◆ REQUIREMENTS ◆
Leaving out all images, write out the records that follow exactly.

◆ Saved data entries ◆
►

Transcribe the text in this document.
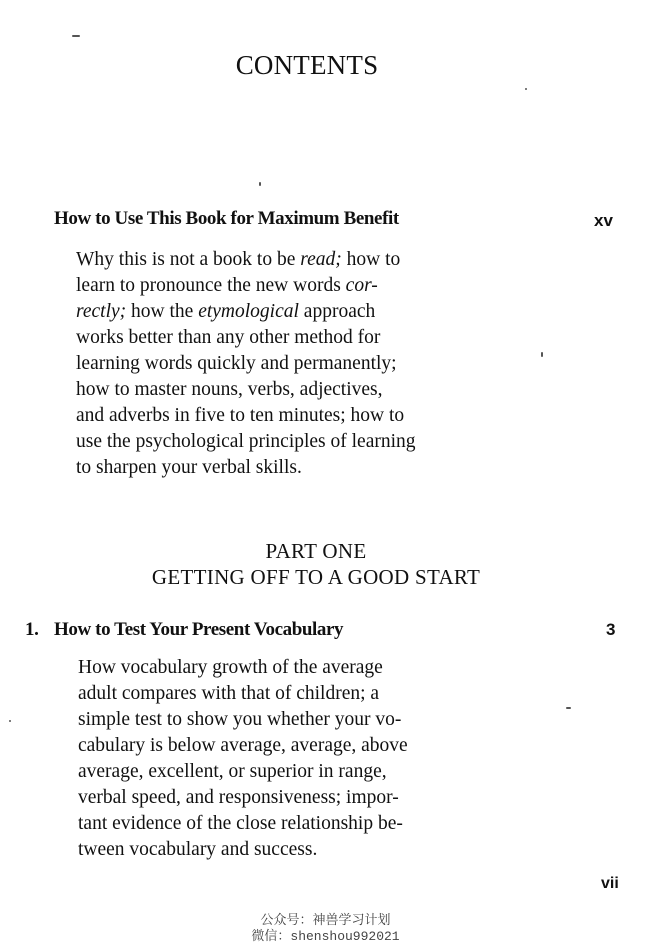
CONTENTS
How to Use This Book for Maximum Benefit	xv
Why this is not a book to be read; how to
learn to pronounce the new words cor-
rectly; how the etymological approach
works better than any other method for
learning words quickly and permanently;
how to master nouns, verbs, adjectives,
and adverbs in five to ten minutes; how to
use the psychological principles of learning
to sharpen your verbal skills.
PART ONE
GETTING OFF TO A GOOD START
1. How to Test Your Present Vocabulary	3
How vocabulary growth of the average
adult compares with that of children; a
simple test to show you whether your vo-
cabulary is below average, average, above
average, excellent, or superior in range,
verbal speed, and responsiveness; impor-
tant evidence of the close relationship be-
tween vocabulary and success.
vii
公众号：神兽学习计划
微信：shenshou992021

◄

◆ RESPONSE FOR THIS EXERCISE ◆
Transcribe the text in this document.
CONTENTS
How to Use This Book for Maximum Benefit	xv
Why this is not a book to be read; how to
learn to pronounce the new words cor-
rectly; how the etymological approach
works better than any other method for
learning words quickly and permanently;
how to master nouns, verbs, adjectives,
and adverbs in five to ten minutes; how to
use the psychological principles of learning
to sharpen your verbal skills.
PART ONE
GETTING OFF TO A GOOD START
1. How to Test Your Present Vocabulary	3
How vocabulary growth of the average
adult compares with that of children; a
simple test to show you whether your vo-
cabulary is below average, average, above
average, excellent, or superior in range,
verbal speed, and responsiveness; impor-
tant evidence of the close relationship be-
tween vocabulary and success.
vii
公众号：神兽学习计划
微信：shenshou992021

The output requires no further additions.